------ Information given
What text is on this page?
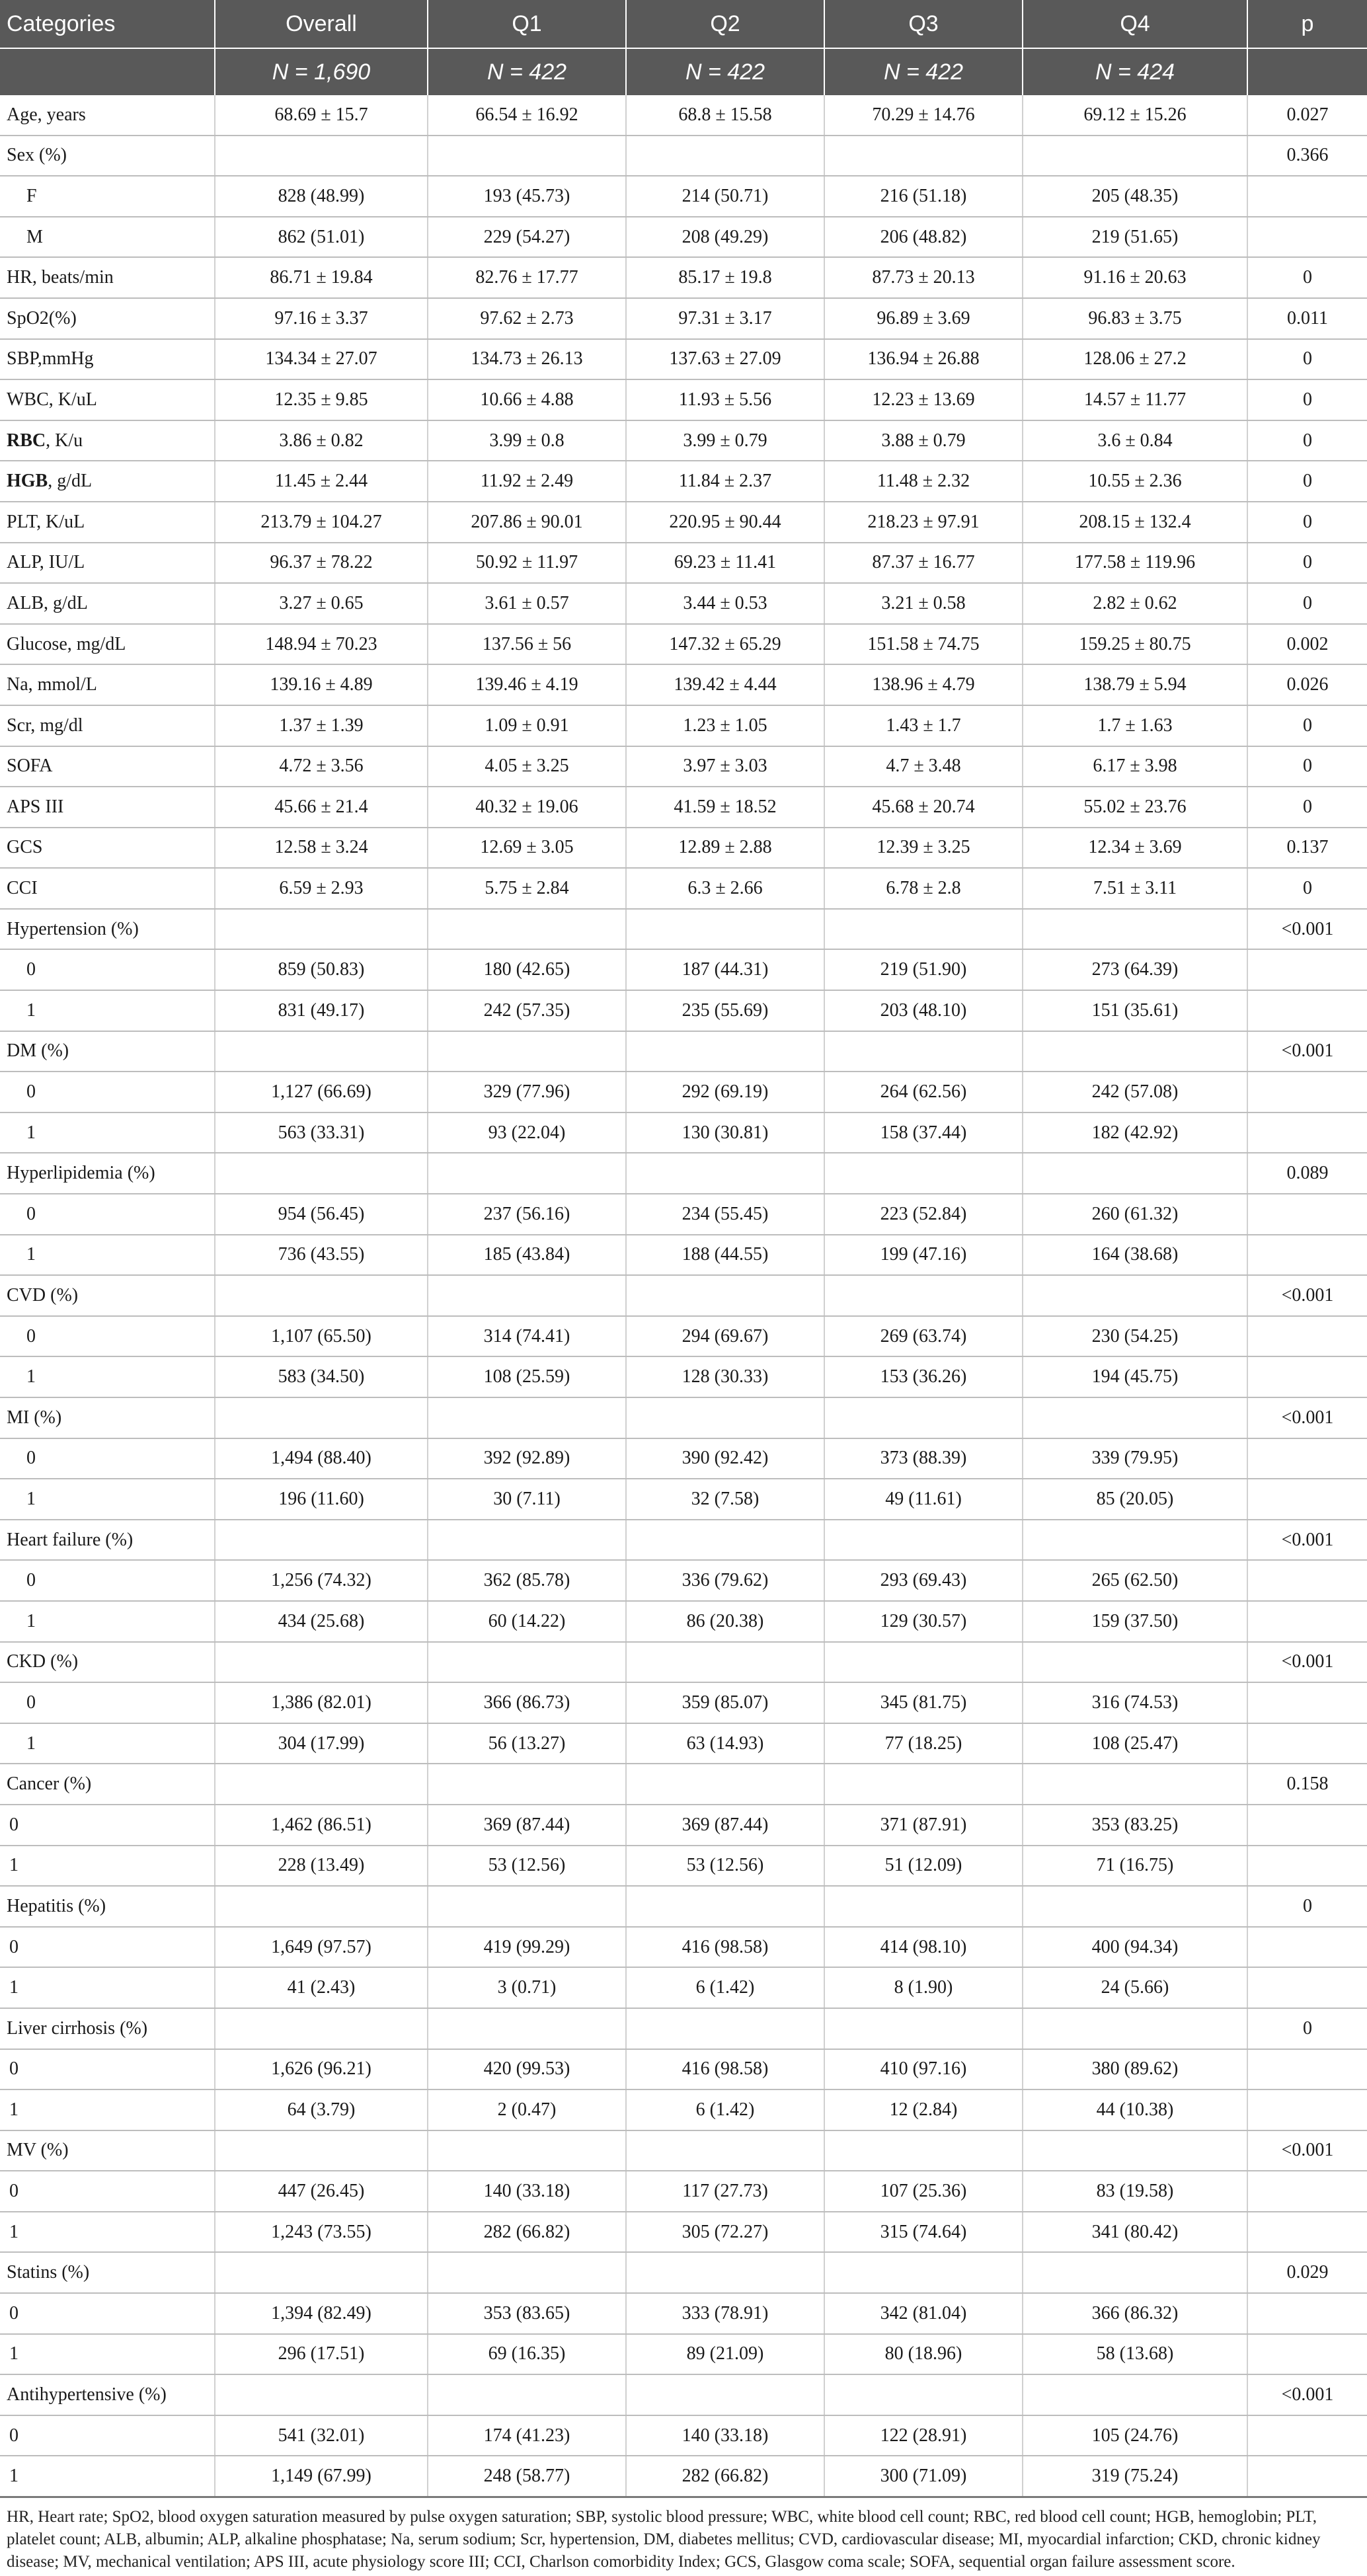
Categories	Overall	Q1	Q2	Q3	Q4	p
	N = 1,690	N = 422	N = 422	N = 422	N = 424	
Age, years	68.69 ± 15.7	66.54 ± 16.92	68.8 ± 15.58	70.29 ± 14.76	69.12 ± 15.26	0.027
Sex (%)						0.366
F	828 (48.99)	193 (45.73)	214 (50.71)	216 (51.18)	205 (48.35)	
M	862 (51.01)	229 (54.27)	208 (49.29)	206 (48.82)	219 (51.65)	
HR, beats/min	86.71 ± 19.84	82.76 ± 17.77	85.17 ± 19.8	87.73 ± 20.13	91.16 ± 20.63	0
SpO2(%)	97.16 ± 3.37	97.62 ± 2.73	97.31 ± 3.17	96.89 ± 3.69	96.83 ± 3.75	0.011
SBP,mmHg	134.34 ± 27.07	134.73 ± 26.13	137.63 ± 27.09	136.94 ± 26.88	128.06 ± 27.2	0
WBC, K/uL	12.35 ± 9.85	10.66 ± 4.88	11.93 ± 5.56	12.23 ± 13.69	14.57 ± 11.77	0
RBC, K/u	3.86 ± 0.82	3.99 ± 0.8	3.99 ± 0.79	3.88 ± 0.79	3.6 ± 0.84	0
HGB, g/dL	11.45 ± 2.44	11.92 ± 2.49	11.84 ± 2.37	11.48 ± 2.32	10.55 ± 2.36	0
PLT, K/uL	213.79 ± 104.27	207.86 ± 90.01	220.95 ± 90.44	218.23 ± 97.91	208.15 ± 132.4	0
ALP, IU/L	96.37 ± 78.22	50.92 ± 11.97	69.23 ± 11.41	87.37 ± 16.77	177.58 ± 119.96	0
ALB, g/dL	3.27 ± 0.65	3.61 ± 0.57	3.44 ± 0.53	3.21 ± 0.58	2.82 ± 0.62	0
Glucose, mg/dL	148.94 ± 70.23	137.56 ± 56	147.32 ± 65.29	151.58 ± 74.75	159.25 ± 80.75	0.002
Na, mmol/L	139.16 ± 4.89	139.46 ± 4.19	139.42 ± 4.44	138.96 ± 4.79	138.79 ± 5.94	0.026
Scr, mg/dl	1.37 ± 1.39	1.09 ± 0.91	1.23 ± 1.05	1.43 ± 1.7	1.7 ± 1.63	0
SOFA	4.72 ± 3.56	4.05 ± 3.25	3.97 ± 3.03	4.7 ± 3.48	6.17 ± 3.98	0
APS III	45.66 ± 21.4	40.32 ± 19.06	41.59 ± 18.52	45.68 ± 20.74	55.02 ± 23.76	0
GCS	12.58 ± 3.24	12.69 ± 3.05	12.89 ± 2.88	12.39 ± 3.25	12.34 ± 3.69	0.137
CCI	6.59 ± 2.93	5.75 ± 2.84	6.3 ± 2.66	6.78 ± 2.8	7.51 ± 3.11	0
Hypertension (%)						<0.001
0	859 (50.83)	180 (42.65)	187 (44.31)	219 (51.90)	273 (64.39)	
1	831 (49.17)	242 (57.35)	235 (55.69)	203 (48.10)	151 (35.61)	
DM (%)						<0.001
0	1,127 (66.69)	329 (77.96)	292 (69.19)	264 (62.56)	242 (57.08)	
1	563 (33.31)	93 (22.04)	130 (30.81)	158 (37.44)	182 (42.92)	
Hyperlipidemia (%)						0.089
0	954 (56.45)	237 (56.16)	234 (55.45)	223 (52.84)	260 (61.32)	
1	736 (43.55)	185 (43.84)	188 (44.55)	199 (47.16)	164 (38.68)	
CVD (%)						<0.001
0	1,107 (65.50)	314 (74.41)	294 (69.67)	269 (63.74)	230 (54.25)	
1	583 (34.50)	108 (25.59)	128 (30.33)	153 (36.26)	194 (45.75)	
MI (%)						<0.001
0	1,494 (88.40)	392 (92.89)	390 (92.42)	373 (88.39)	339 (79.95)	
1	196 (11.60)	30 (7.11)	32 (7.58)	49 (11.61)	85 (20.05)	
Heart failure (%)						<0.001
0	1,256 (74.32)	362 (85.78)	336 (79.62)	293 (69.43)	265 (62.50)	
1	434 (25.68)	60 (14.22)	86 (20.38)	129 (30.57)	159 (37.50)	
CKD (%)						<0.001
0	1,386 (82.01)	366 (86.73)	359 (85.07)	345 (81.75)	316 (74.53)	
1	304 (17.99)	56 (13.27)	63 (14.93)	77 (18.25)	108 (25.47)	
Cancer (%)						0.158
0	1,462 (86.51)	369 (87.44)	369 (87.44)	371 (87.91)	353 (83.25)	
1	228 (13.49)	53 (12.56)	53 (12.56)	51 (12.09)	71 (16.75)	
Hepatitis (%)						0
0	1,649 (97.57)	419 (99.29)	416 (98.58)	414 (98.10)	400 (94.34)	
1	41 (2.43)	3 (0.71)	6 (1.42)	8 (1.90)	24 (5.66)	
Liver cirrhosis (%)						0
0	1,626 (96.21)	420 (99.53)	416 (98.58)	410 (97.16)	380 (89.62)	
1	64 (3.79)	2 (0.47)	6 (1.42)	12 (2.84)	44 (10.38)	
MV (%)						<0.001
0	447 (26.45)	140 (33.18)	117 (27.73)	107 (25.36)	83 (19.58)	
1	1,243 (73.55)	282 (66.82)	305 (72.27)	315 (74.64)	341 (80.42)	
Statins (%)						0.029
0	1,394 (82.49)	353 (83.65)	333 (78.91)	342 (81.04)	366 (86.32)	
1	296 (17.51)	69 (16.35)	89 (21.09)	80 (18.96)	58 (13.68)	
Antihypertensive (%)						<0.001
0	541 (32.01)	174 (41.23)	140 (33.18)	122 (28.91)	105 (24.76)	
1	1,149 (67.99)	248 (58.77)	282 (66.82)	300 (71.09)	319 (75.24)	
HR, Heart rate; SpO2, blood oxygen saturation measured by pulse oxygen saturation; SBP, systolic blood pressure; WBC, white blood cell count; RBC, red blood cell count; HGB, hemoglobin; PLT, platelet count; ALB, albumin; ALP, alkaline phosphatase; Na, serum sodium; Scr, hypertension, DM, diabetes mellitus; CVD, cardiovascular disease; MI, myocardial infarction; CKD, chronic kidney disease; MV, mechanical ventilation; APS III, acute physiology score III; CCI, Charlson comorbidity Index; GCS, Glasgow coma scale; SOFA, sequential organ failure assessment score.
------------
Every line of text is to be repeated exactly; pictures are left out.

What text is on this page?
Categories	Overall	Q1	Q2	Q3	Q4	p
	N = 1,690	N = 422	N = 422	N = 422	N = 424	
Age, years	68.69 ± 15.7	66.54 ± 16.92	68.8 ± 15.58	70.29 ± 14.76	69.12 ± 15.26	0.027
Sex (%)						0.366
F	828 (48.99)	193 (45.73)	214 (50.71)	216 (51.18)	205 (48.35)	
M	862 (51.01)	229 (54.27)	208 (49.29)	206 (48.82)	219 (51.65)	
HR, beats/min	86.71 ± 19.84	82.76 ± 17.77	85.17 ± 19.8	87.73 ± 20.13	91.16 ± 20.63	0
SpO2(%)	97.16 ± 3.37	97.62 ± 2.73	97.31 ± 3.17	96.89 ± 3.69	96.83 ± 3.75	0.011
SBP,mmHg	134.34 ± 27.07	134.73 ± 26.13	137.63 ± 27.09	136.94 ± 26.88	128.06 ± 27.2	0
WBC, K/uL	12.35 ± 9.85	10.66 ± 4.88	11.93 ± 5.56	12.23 ± 13.69	14.57 ± 11.77	0
RBC, K/u	3.86 ± 0.82	3.99 ± 0.8	3.99 ± 0.79	3.88 ± 0.79	3.6 ± 0.84	0
HGB, g/dL	11.45 ± 2.44	11.92 ± 2.49	11.84 ± 2.37	11.48 ± 2.32	10.55 ± 2.36	0
PLT, K/uL	213.79 ± 104.27	207.86 ± 90.01	220.95 ± 90.44	218.23 ± 97.91	208.15 ± 132.4	0
ALP, IU/L	96.37 ± 78.22	50.92 ± 11.97	69.23 ± 11.41	87.37 ± 16.77	177.58 ± 119.96	0
ALB, g/dL	3.27 ± 0.65	3.61 ± 0.57	3.44 ± 0.53	3.21 ± 0.58	2.82 ± 0.62	0
Glucose, mg/dL	148.94 ± 70.23	137.56 ± 56	147.32 ± 65.29	151.58 ± 74.75	159.25 ± 80.75	0.002
Na, mmol/L	139.16 ± 4.89	139.46 ± 4.19	139.42 ± 4.44	138.96 ± 4.79	138.79 ± 5.94	0.026
Scr, mg/dl	1.37 ± 1.39	1.09 ± 0.91	1.23 ± 1.05	1.43 ± 1.7	1.7 ± 1.63	0
SOFA	4.72 ± 3.56	4.05 ± 3.25	3.97 ± 3.03	4.7 ± 3.48	6.17 ± 3.98	0
APS III	45.66 ± 21.4	40.32 ± 19.06	41.59 ± 18.52	45.68 ± 20.74	55.02 ± 23.76	0
GCS	12.58 ± 3.24	12.69 ± 3.05	12.89 ± 2.88	12.39 ± 3.25	12.34 ± 3.69	0.137
CCI	6.59 ± 2.93	5.75 ± 2.84	6.3 ± 2.66	6.78 ± 2.8	7.51 ± 3.11	0
Hypertension (%)						<0.001
0	859 (50.83)	180 (42.65)	187 (44.31)	219 (51.90)	273 (64.39)	
1	831 (49.17)	242 (57.35)	235 (55.69)	203 (48.10)	151 (35.61)	
DM (%)						<0.001
0	1,127 (66.69)	329 (77.96)	292 (69.19)	264 (62.56)	242 (57.08)	
1	563 (33.31)	93 (22.04)	130 (30.81)	158 (37.44)	182 (42.92)	
Hyperlipidemia (%)						0.089
0	954 (56.45)	237 (56.16)	234 (55.45)	223 (52.84)	260 (61.32)	
1	736 (43.55)	185 (43.84)	188 (44.55)	199 (47.16)	164 (38.68)	
CVD (%)						<0.001
0	1,107 (65.50)	314 (74.41)	294 (69.67)	269 (63.74)	230 (54.25)	
1	583 (34.50)	108 (25.59)	128 (30.33)	153 (36.26)	194 (45.75)	
MI (%)						<0.001
0	1,494 (88.40)	392 (92.89)	390 (92.42)	373 (88.39)	339 (79.95)	
1	196 (11.60)	30 (7.11)	32 (7.58)	49 (11.61)	85 (20.05)	
Heart failure (%)						<0.001
0	1,256 (74.32)	362 (85.78)	336 (79.62)	293 (69.43)	265 (62.50)	
1	434 (25.68)	60 (14.22)	86 (20.38)	129 (30.57)	159 (37.50)	
CKD (%)						<0.001
0	1,386 (82.01)	366 (86.73)	359 (85.07)	345 (81.75)	316 (74.53)	
1	304 (17.99)	56 (13.27)	63 (14.93)	77 (18.25)	108 (25.47)	
Cancer (%)						0.158
0	1,462 (86.51)	369 (87.44)	369 (87.44)	371 (87.91)	353 (83.25)	
1	228 (13.49)	53 (12.56)	53 (12.56)	51 (12.09)	71 (16.75)	
Hepatitis (%)						0
0	1,649 (97.57)	419 (99.29)	416 (98.58)	414 (98.10)	400 (94.34)	
1	41 (2.43)	3 (0.71)	6 (1.42)	8 (1.90)	24 (5.66)	
Liver cirrhosis (%)						0
0	1,626 (96.21)	420 (99.53)	416 (98.58)	410 (97.16)	380 (89.62)	
1	64 (3.79)	2 (0.47)	6 (1.42)	12 (2.84)	44 (10.38)	
MV (%)						<0.001
0	447 (26.45)	140 (33.18)	117 (27.73)	107 (25.36)	83 (19.58)	
1	1,243 (73.55)	282 (66.82)	305 (72.27)	315 (74.64)	341 (80.42)	
Statins (%)						0.029
0	1,394 (82.49)	353 (83.65)	333 (78.91)	342 (81.04)	366 (86.32)	
1	296 (17.51)	69 (16.35)	89 (21.09)	80 (18.96)	58 (13.68)	
Antihypertensive (%)						<0.001
0	541 (32.01)	174 (41.23)	140 (33.18)	122 (28.91)	105 (24.76)	
1	1,149 (67.99)	248 (58.77)	282 (66.82)	300 (71.09)	319 (75.24)	
HR, Heart rate; SpO2, blood oxygen saturation measured by pulse oxygen saturation; SBP, systolic blood pressure; WBC, white blood cell count; RBC, red blood cell count; HGB, hemoglobin; PLT, platelet count; ALB, albumin; ALP, alkaline phosphatase; Na, serum sodium; Scr, hypertension, DM, diabetes mellitus; CVD, cardiovascular disease; MI, myocardial infarction; CKD, chronic kidney disease; MV, mechanical ventilation; APS III, acute physiology score III; CCI, Charlson comorbidity Index; GCS, Glasgow coma scale; SOFA, sequential organ failure assessment score.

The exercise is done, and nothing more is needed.